Stored data entries:
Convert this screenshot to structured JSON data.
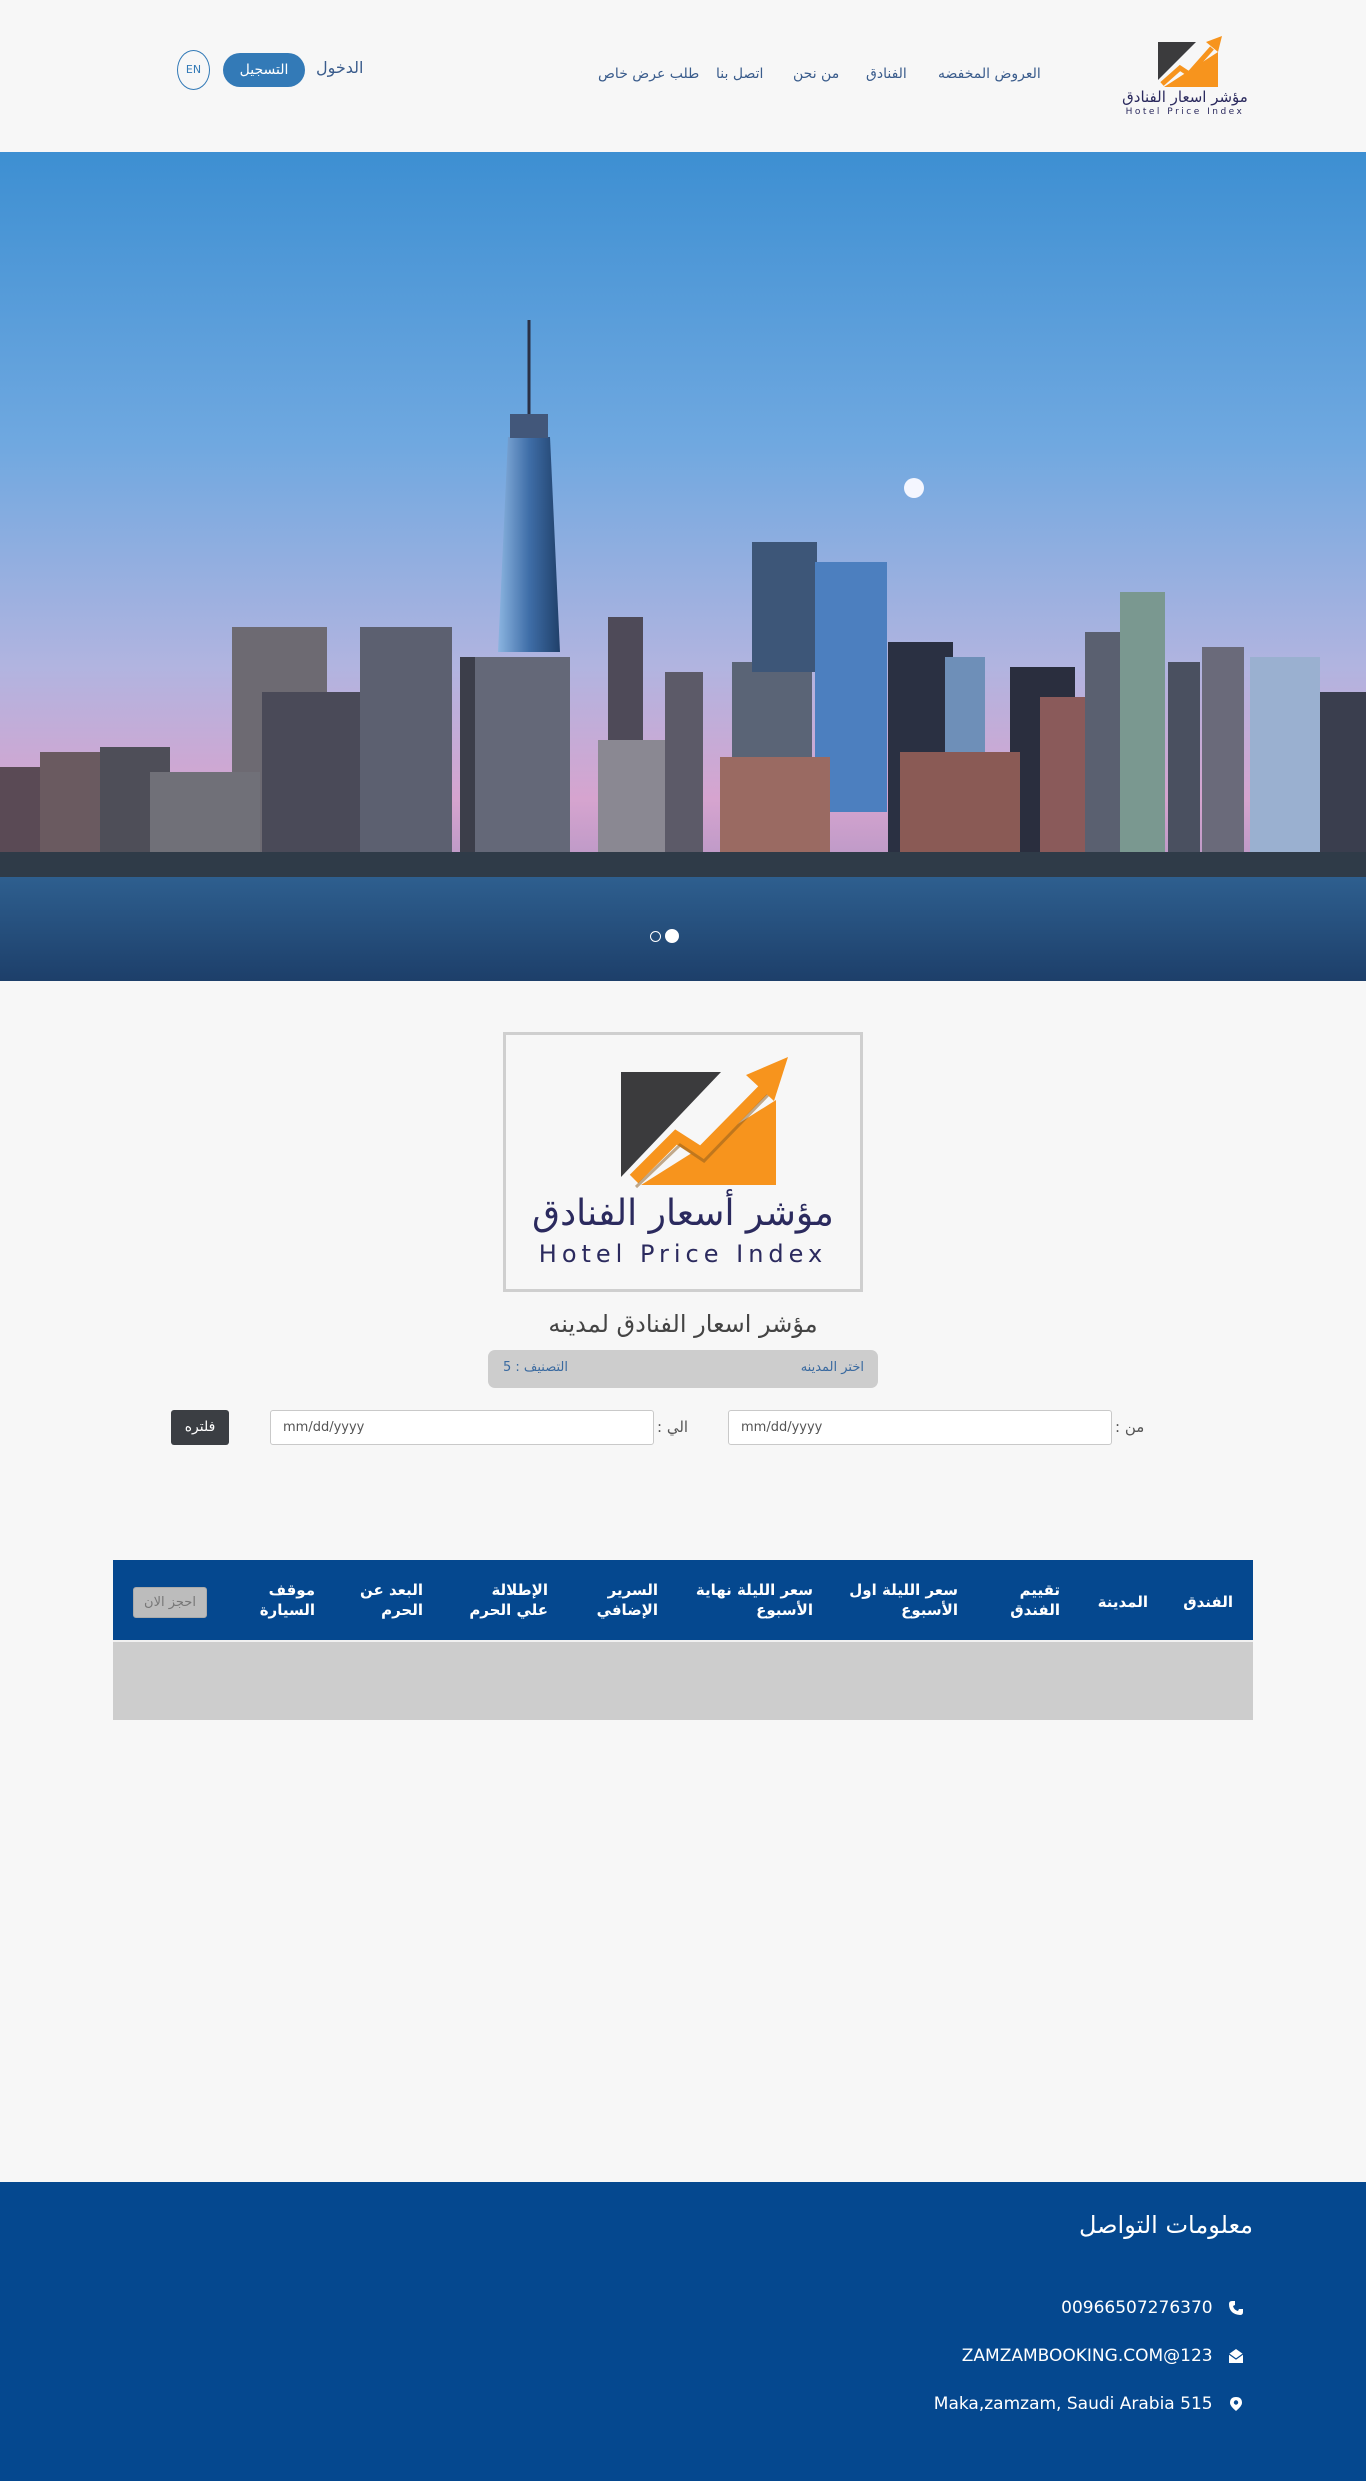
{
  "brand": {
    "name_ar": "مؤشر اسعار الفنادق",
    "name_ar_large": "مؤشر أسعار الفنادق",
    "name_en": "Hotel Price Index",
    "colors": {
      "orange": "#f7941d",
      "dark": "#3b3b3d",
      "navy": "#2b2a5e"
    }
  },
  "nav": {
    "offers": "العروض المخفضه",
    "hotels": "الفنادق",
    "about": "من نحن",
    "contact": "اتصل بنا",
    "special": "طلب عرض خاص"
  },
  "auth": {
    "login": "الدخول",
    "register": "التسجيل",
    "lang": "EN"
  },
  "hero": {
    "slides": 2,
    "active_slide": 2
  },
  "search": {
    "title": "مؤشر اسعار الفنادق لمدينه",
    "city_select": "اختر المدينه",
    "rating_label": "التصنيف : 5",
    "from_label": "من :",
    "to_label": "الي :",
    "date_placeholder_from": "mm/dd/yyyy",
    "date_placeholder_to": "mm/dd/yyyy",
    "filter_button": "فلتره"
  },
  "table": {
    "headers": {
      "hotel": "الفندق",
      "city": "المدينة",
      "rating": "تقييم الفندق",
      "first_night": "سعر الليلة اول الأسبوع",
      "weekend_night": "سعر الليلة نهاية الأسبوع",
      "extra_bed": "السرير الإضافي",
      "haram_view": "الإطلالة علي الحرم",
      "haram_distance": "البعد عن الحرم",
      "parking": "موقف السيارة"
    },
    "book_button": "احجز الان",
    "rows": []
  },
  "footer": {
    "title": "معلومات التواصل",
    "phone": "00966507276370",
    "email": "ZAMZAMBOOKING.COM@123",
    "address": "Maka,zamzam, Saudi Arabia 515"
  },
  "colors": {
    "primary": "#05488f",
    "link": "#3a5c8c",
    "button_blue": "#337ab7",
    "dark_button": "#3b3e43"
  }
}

...

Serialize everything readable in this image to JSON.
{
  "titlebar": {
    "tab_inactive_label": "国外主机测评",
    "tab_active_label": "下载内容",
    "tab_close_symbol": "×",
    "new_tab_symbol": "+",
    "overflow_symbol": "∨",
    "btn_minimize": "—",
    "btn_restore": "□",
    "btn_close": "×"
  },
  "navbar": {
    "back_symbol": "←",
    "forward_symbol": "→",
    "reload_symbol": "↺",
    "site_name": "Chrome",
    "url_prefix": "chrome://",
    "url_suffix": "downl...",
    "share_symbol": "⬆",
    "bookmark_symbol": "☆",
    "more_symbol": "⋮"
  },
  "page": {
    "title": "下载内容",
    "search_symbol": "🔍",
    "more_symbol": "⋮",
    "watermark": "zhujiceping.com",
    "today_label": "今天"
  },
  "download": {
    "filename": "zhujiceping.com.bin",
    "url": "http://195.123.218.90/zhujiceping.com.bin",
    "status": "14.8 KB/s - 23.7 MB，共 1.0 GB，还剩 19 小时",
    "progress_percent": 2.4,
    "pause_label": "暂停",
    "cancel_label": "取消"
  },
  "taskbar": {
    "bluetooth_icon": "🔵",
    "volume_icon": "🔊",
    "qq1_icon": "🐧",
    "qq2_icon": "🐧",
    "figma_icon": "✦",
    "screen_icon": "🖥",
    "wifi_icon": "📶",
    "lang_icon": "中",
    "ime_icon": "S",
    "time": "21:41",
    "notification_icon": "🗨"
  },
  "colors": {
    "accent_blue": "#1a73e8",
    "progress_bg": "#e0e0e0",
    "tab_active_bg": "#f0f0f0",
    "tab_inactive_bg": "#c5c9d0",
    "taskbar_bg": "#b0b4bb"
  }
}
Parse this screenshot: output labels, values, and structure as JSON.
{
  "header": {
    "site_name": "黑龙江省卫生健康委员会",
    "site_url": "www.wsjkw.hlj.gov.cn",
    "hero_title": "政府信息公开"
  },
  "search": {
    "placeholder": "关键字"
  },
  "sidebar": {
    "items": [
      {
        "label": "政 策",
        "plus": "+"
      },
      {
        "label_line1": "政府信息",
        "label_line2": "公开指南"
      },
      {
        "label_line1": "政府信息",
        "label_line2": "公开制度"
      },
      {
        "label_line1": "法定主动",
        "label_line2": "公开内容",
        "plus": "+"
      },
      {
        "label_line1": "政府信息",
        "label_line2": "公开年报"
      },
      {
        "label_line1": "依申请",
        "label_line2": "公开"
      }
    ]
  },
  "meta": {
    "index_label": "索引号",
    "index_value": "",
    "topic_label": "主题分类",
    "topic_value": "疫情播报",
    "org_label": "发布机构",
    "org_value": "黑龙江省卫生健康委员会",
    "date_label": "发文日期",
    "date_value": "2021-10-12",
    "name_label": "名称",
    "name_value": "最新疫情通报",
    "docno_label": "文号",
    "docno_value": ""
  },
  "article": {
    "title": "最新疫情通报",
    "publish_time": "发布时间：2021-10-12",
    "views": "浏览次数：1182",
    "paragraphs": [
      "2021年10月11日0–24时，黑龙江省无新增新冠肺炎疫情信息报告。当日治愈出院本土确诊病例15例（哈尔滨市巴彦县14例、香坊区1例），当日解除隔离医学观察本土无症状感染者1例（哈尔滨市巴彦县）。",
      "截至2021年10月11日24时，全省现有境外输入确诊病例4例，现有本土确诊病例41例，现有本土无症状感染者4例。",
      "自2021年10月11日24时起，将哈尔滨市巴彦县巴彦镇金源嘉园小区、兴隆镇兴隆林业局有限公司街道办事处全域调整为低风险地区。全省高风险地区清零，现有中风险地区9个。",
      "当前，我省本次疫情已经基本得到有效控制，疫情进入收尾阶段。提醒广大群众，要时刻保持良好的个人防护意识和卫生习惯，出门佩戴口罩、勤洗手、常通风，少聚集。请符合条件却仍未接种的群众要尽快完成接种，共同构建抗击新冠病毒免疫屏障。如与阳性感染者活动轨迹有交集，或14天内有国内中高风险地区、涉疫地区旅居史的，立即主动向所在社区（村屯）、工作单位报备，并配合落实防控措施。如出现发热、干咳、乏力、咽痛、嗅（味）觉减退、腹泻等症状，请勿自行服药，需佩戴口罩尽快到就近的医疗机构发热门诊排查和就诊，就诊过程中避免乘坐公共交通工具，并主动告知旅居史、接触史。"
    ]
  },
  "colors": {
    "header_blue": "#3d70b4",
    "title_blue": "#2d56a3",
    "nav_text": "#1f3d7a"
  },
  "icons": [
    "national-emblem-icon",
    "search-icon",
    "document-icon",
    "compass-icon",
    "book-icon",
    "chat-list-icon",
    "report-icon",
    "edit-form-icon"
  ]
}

* * *

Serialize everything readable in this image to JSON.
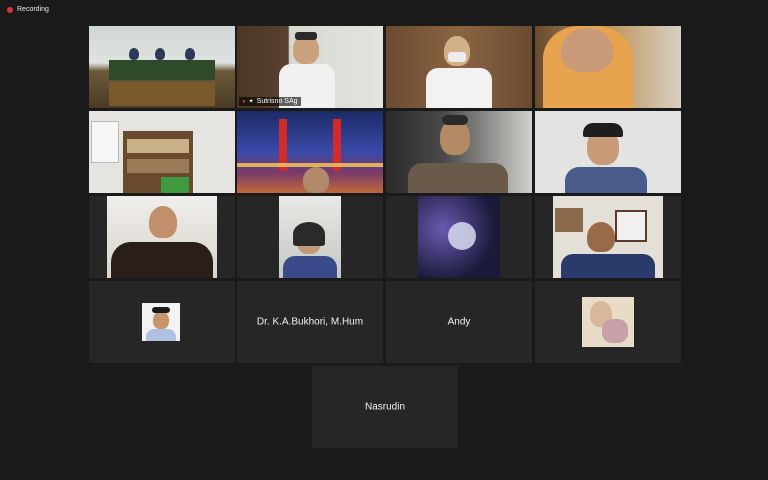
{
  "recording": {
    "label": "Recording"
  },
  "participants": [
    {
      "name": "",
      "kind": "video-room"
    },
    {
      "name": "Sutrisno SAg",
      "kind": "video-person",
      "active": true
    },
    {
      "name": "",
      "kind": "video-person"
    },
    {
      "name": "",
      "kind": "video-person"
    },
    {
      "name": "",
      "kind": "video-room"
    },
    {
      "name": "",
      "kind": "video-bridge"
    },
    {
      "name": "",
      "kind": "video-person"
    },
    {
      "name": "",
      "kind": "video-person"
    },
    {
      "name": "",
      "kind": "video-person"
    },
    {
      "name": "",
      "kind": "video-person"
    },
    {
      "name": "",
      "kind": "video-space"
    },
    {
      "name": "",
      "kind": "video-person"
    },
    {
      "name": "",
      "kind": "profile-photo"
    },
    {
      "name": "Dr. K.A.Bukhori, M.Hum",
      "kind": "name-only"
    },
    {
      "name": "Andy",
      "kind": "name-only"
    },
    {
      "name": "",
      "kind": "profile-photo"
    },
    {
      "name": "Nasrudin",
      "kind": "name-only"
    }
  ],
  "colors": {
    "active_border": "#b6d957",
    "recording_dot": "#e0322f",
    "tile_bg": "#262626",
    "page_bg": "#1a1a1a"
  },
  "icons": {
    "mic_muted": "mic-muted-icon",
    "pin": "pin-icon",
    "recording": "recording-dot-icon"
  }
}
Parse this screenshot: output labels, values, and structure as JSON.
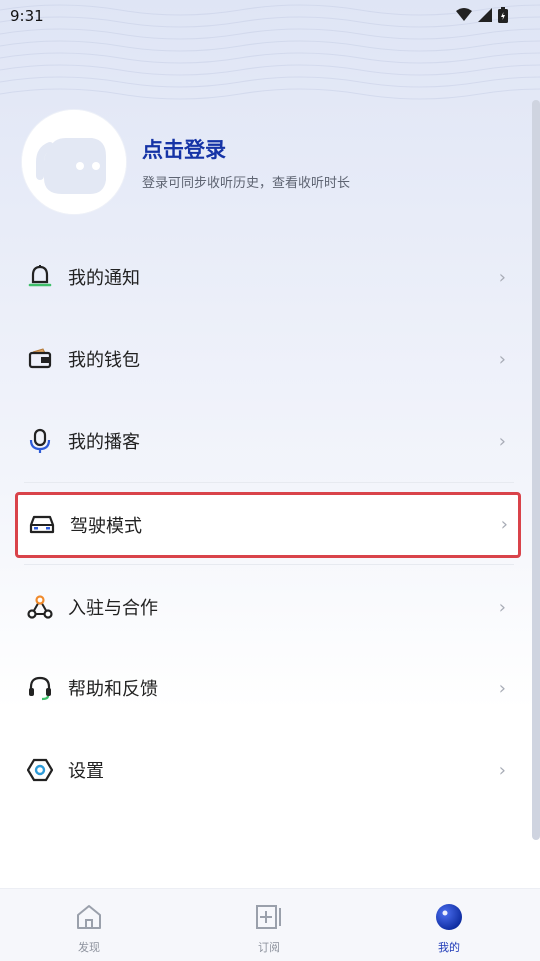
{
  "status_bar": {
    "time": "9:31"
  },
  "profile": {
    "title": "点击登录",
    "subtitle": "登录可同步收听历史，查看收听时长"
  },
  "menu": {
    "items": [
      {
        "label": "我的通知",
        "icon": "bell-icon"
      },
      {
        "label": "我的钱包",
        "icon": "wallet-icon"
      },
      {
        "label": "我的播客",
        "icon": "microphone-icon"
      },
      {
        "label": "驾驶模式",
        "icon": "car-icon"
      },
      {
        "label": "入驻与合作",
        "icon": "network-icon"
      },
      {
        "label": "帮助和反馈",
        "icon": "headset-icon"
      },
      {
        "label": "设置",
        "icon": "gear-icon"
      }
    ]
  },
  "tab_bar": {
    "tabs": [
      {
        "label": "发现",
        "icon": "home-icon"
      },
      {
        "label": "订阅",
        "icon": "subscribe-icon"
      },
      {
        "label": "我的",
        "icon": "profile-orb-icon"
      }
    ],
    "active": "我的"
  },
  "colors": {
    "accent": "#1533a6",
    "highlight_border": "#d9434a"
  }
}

§ **What you are asked to do**
The word "zhujiceping" may appear on some lines. Report how many lines hold it, giving the number alone.

§ **Problem solution**
3